[Start The records]

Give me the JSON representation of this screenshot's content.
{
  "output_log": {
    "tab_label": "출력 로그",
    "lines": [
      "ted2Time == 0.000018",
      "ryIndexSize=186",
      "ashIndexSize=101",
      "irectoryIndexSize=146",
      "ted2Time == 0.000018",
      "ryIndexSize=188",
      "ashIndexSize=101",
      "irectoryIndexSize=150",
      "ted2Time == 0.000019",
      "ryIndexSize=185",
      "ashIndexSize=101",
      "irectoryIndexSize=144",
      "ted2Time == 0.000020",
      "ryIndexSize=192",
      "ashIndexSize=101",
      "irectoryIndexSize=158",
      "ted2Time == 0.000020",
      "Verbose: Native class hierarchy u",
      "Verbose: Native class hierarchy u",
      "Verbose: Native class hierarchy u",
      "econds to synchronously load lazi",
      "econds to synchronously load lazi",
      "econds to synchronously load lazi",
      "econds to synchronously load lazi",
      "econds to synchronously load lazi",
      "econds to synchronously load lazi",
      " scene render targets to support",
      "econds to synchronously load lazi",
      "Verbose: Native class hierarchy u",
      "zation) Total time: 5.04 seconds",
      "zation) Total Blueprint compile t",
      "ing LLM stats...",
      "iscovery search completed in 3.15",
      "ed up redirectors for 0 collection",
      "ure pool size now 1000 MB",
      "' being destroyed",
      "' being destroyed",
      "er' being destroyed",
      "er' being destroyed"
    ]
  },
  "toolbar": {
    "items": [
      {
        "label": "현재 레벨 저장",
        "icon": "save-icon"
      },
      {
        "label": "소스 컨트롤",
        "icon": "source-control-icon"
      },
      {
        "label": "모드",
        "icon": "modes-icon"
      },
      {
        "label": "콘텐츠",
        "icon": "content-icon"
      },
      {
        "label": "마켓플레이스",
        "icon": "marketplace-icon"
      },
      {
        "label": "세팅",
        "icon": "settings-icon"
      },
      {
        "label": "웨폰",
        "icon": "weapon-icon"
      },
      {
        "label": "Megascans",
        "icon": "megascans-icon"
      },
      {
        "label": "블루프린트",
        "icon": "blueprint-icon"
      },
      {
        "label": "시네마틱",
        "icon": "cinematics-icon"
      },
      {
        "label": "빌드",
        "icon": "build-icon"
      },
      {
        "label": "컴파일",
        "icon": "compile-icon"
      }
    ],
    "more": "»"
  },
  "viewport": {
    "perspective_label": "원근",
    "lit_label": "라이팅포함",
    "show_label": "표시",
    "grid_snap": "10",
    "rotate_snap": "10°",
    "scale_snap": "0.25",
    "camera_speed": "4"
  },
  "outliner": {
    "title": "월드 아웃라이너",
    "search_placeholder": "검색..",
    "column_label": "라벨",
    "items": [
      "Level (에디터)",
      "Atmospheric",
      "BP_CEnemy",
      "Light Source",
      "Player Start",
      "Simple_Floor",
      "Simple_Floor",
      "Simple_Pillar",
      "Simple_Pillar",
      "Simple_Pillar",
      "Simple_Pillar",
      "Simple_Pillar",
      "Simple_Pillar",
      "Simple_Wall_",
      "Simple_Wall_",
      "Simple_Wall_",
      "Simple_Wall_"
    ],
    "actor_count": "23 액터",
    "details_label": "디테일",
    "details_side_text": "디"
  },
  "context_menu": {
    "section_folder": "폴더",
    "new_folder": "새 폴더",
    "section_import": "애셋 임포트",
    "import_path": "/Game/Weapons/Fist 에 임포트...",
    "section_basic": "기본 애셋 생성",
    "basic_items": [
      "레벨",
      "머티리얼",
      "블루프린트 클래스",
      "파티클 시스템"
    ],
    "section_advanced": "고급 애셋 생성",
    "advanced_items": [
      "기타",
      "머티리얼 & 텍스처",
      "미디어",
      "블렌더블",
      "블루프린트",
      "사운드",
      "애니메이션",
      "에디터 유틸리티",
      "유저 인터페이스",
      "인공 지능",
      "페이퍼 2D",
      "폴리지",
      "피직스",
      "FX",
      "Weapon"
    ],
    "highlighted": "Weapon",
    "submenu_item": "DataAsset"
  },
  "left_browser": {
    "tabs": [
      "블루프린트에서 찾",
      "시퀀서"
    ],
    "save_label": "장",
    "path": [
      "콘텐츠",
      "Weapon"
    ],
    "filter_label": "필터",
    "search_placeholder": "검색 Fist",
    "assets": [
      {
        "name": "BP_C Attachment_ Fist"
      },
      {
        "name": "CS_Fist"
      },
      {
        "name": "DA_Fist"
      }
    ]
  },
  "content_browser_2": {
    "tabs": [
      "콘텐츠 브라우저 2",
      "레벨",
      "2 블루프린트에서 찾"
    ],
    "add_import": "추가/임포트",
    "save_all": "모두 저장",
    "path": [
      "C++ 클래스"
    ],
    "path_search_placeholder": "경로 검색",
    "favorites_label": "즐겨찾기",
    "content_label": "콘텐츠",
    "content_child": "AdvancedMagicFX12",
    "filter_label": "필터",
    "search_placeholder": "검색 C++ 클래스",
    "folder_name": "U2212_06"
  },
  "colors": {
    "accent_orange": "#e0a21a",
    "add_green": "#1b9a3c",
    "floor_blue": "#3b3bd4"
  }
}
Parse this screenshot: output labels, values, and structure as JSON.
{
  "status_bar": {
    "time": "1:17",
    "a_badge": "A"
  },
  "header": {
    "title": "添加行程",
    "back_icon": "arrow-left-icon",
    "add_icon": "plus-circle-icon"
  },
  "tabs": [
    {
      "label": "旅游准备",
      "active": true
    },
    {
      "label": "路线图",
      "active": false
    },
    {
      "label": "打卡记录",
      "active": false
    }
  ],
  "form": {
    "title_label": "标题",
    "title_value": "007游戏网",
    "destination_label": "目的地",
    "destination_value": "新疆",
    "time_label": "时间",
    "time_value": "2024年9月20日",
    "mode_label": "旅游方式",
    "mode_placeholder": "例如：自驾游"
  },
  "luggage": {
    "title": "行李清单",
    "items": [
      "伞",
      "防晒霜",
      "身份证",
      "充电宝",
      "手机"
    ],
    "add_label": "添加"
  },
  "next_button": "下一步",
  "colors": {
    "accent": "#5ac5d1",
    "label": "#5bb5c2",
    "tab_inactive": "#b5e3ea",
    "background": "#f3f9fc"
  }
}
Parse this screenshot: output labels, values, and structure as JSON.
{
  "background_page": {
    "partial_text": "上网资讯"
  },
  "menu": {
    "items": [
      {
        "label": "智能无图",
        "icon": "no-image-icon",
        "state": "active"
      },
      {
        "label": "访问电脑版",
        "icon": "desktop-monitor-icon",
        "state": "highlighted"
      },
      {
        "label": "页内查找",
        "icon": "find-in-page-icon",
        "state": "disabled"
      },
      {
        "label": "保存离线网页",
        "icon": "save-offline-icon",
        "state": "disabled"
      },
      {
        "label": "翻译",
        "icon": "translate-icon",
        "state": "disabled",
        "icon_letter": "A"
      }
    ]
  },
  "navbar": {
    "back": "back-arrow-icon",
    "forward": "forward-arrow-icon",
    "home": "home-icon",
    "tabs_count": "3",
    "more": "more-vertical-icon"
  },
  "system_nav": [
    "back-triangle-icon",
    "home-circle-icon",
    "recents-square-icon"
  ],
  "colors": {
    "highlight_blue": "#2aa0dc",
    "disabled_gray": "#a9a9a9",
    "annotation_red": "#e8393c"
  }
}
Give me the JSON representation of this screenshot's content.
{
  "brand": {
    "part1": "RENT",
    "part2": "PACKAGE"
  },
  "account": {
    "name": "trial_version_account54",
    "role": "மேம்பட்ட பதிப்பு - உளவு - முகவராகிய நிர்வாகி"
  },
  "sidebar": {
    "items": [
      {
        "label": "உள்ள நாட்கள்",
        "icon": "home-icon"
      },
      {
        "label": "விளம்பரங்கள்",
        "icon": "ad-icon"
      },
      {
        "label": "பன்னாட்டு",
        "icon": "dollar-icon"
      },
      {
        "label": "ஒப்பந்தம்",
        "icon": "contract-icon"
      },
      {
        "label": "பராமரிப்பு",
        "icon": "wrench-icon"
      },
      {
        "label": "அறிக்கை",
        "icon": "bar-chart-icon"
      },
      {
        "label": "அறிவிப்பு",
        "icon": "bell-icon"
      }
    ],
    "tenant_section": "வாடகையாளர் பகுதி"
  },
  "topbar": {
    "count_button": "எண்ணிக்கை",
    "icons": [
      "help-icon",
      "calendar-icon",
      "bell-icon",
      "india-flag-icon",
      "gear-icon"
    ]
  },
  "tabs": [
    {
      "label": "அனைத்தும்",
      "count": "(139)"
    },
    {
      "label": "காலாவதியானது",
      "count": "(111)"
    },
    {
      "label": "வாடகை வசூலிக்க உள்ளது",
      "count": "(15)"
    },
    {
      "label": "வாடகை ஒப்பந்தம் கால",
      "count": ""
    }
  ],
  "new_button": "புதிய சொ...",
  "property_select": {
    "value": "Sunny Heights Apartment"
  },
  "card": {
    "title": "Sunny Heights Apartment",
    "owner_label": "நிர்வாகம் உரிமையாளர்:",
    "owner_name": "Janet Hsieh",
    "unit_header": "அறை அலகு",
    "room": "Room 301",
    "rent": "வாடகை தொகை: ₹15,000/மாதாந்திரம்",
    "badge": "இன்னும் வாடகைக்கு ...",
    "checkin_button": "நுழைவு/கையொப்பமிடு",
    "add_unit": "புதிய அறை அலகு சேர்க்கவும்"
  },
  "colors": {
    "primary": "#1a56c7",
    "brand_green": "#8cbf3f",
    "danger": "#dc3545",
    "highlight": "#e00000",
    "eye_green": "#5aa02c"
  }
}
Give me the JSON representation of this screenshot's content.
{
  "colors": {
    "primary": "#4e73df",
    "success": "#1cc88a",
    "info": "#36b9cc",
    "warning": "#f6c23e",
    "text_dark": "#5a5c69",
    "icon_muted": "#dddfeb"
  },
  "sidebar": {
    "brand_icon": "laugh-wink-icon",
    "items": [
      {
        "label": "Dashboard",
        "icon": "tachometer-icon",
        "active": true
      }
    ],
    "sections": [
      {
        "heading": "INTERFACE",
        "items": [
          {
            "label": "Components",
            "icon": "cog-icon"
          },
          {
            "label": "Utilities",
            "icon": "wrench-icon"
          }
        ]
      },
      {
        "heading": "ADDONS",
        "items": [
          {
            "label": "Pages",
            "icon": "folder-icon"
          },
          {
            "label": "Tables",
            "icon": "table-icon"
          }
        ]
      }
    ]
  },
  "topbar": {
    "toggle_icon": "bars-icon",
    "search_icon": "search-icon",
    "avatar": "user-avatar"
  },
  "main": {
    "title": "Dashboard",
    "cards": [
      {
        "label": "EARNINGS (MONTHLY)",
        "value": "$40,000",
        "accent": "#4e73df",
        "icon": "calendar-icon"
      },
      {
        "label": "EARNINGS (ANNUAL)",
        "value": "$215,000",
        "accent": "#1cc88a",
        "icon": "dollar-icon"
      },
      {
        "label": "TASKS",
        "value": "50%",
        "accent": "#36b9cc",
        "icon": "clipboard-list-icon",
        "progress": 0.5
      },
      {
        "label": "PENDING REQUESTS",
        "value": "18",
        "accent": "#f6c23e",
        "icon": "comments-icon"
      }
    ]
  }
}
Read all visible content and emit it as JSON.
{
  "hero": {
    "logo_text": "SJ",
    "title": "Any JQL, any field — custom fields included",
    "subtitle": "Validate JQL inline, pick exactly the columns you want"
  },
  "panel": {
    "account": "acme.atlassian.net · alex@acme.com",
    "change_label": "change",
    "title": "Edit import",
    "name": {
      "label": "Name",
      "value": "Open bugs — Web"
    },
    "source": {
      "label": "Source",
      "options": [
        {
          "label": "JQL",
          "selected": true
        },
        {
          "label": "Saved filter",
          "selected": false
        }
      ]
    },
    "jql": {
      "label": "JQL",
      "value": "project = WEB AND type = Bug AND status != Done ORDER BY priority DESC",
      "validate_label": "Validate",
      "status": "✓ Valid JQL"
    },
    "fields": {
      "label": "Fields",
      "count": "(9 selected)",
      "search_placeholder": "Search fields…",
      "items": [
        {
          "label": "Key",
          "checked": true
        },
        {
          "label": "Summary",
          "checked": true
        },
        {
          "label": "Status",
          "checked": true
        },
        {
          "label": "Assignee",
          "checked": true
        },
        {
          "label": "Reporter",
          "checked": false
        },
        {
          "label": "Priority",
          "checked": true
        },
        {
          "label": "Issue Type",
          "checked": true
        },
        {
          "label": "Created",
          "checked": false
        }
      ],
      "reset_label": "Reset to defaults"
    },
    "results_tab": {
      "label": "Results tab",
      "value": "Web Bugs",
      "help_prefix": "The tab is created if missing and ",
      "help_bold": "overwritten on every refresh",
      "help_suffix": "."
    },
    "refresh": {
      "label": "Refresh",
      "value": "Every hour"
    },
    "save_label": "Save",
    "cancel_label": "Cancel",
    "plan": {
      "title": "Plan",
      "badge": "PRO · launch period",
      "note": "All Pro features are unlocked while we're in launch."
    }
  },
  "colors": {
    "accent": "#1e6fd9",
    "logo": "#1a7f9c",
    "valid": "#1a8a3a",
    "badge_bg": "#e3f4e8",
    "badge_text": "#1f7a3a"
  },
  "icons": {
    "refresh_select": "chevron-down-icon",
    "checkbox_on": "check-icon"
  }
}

[End The records]

Goal → Report how many lines hold the string "zation", giving the number and nothing else.

Expected output → 2